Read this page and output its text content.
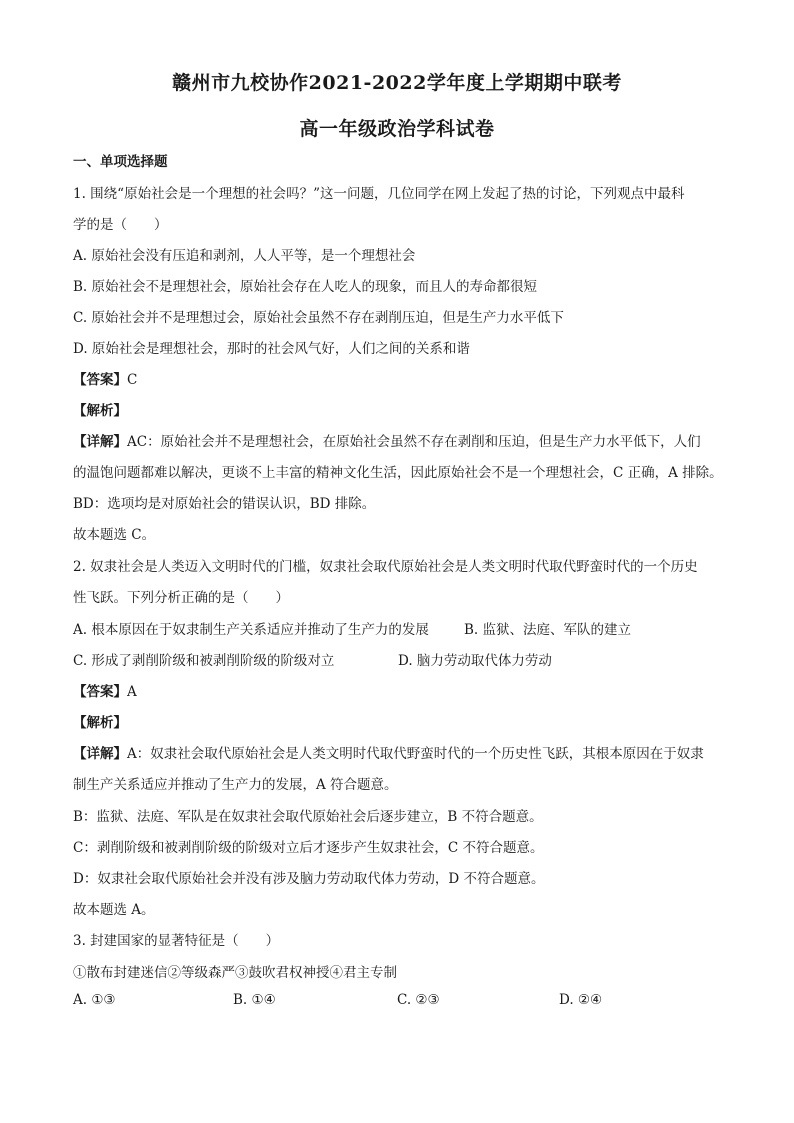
赣州市九校协作2021-2022学年度上学期期中联考
高一年级政治学科试卷
一、单项选择题
1. 围绕“原始社会是一个理想的社会吗？”这一问题，几位同学在网上发起了热的讨论，下列观点中最科
学的是（　　）
A. 原始社会没有压追和剥剂，人人平等，是一个理想社会
B. 原始社会不是理想社会，原始社会存在人吃人的现象，而且人的寿命都很短
C. 原始社会并不是理想过会，原始社会虽然不存在剥削压迫，但是生产力水平低下
D. 原始社会是理想社会，那时的社会风气好，人们之间的关系和谐
【答案】C
【解析】
【详解】AC：原始社会并不是理想社会，在原始社会虽然不存在剥削和压迫，但是生产力水平低下，人们
的温饱问题都难以解决，更谈不上丰富的精神文化生活，因此原始社会不是一个理想社会，C 正确，A 排除。
BD：选项均是对原始社会的错误认识，BD 排除。
故本题选 C。
2. 奴隶社会是人类迈入文明时代的门槛，奴隶社会取代原始社会是人类文明时代取代野蛮时代的一个历史
性飞跃。下列分析正确的是（　　）
A. 根本原因在于奴隶制生产关系适应并推动了生产力的发展	B. 监狱、法庭、军队的建立
C. 形成了剥削阶级和被剥削阶级的阶级对立	D. 脑力劳动取代体力劳动
【答案】A
【解析】
【详解】A：奴隶社会取代原始社会是人类文明时代取代野蛮时代的一个历史性飞跃，其根本原因在于奴隶
制生产关系适应并推动了生产力的发展，A 符合题意。
B：监狱、法庭、军队是在奴隶社会取代原始社会后逐步建立，B 不符合题意。
C：剥削阶级和被剥削阶级的阶级对立后才逐步产生奴隶社会，C 不符合题意。
D：奴隶社会取代原始社会并没有涉及脑力劳动取代体力劳动，D 不符合题意。
故本题选 A。
3. 封建国家的显著特征是（　　）
①散布封建迷信②等级森严③鼓吹君权神授④君主专制
A. ①③	B. ①④	C. ②③	D. ②④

**********

_Your objective_: Copy out every line of the material above exactly, skipping the pictures.

_Exercise answer_:
Read this page and output its text content.
赣州市九校协作2021-2022学年度上学期期中联考
高一年级政治学科试卷
一、单项选择题
1. 围绕“原始社会是一个理想的社会吗？”这一问题，几位同学在网上发起了热的讨论，下列观点中最科
学的是（　　）
A. 原始社会没有压追和剥剂，人人平等，是一个理想社会
B. 原始社会不是理想社会，原始社会存在人吃人的现象，而且人的寿命都很短
C. 原始社会并不是理想过会，原始社会虽然不存在剥削压迫，但是生产力水平低下
D. 原始社会是理想社会，那时的社会风气好，人们之间的关系和谐
【答案】C
【解析】
【详解】AC：原始社会并不是理想社会，在原始社会虽然不存在剥削和压迫，但是生产力水平低下，人们
的温饱问题都难以解决，更谈不上丰富的精神文化生活，因此原始社会不是一个理想社会，C 正确，A 排除。
BD：选项均是对原始社会的错误认识，BD 排除。
故本题选 C。
2. 奴隶社会是人类迈入文明时代的门槛，奴隶社会取代原始社会是人类文明时代取代野蛮时代的一个历史
性飞跃。下列分析正确的是（　　）
A. 根本原因在于奴隶制生产关系适应并推动了生产力的发展	B. 监狱、法庭、军队的建立
C. 形成了剥削阶级和被剥削阶级的阶级对立	D. 脑力劳动取代体力劳动
【答案】A
【解析】
【详解】A：奴隶社会取代原始社会是人类文明时代取代野蛮时代的一个历史性飞跃，其根本原因在于奴隶
制生产关系适应并推动了生产力的发展，A 符合题意。
B：监狱、法庭、军队是在奴隶社会取代原始社会后逐步建立，B 不符合题意。
C：剥削阶级和被剥削阶级的阶级对立后才逐步产生奴隶社会，C 不符合题意。
D：奴隶社会取代原始社会并没有涉及脑力劳动取代体力劳动，D 不符合题意。
故本题选 A。
3. 封建国家的显著特征是（　　）
①散布封建迷信②等级森严③鼓吹君权神授④君主专制
A. ①③	B. ①④	C. ②③	D. ②④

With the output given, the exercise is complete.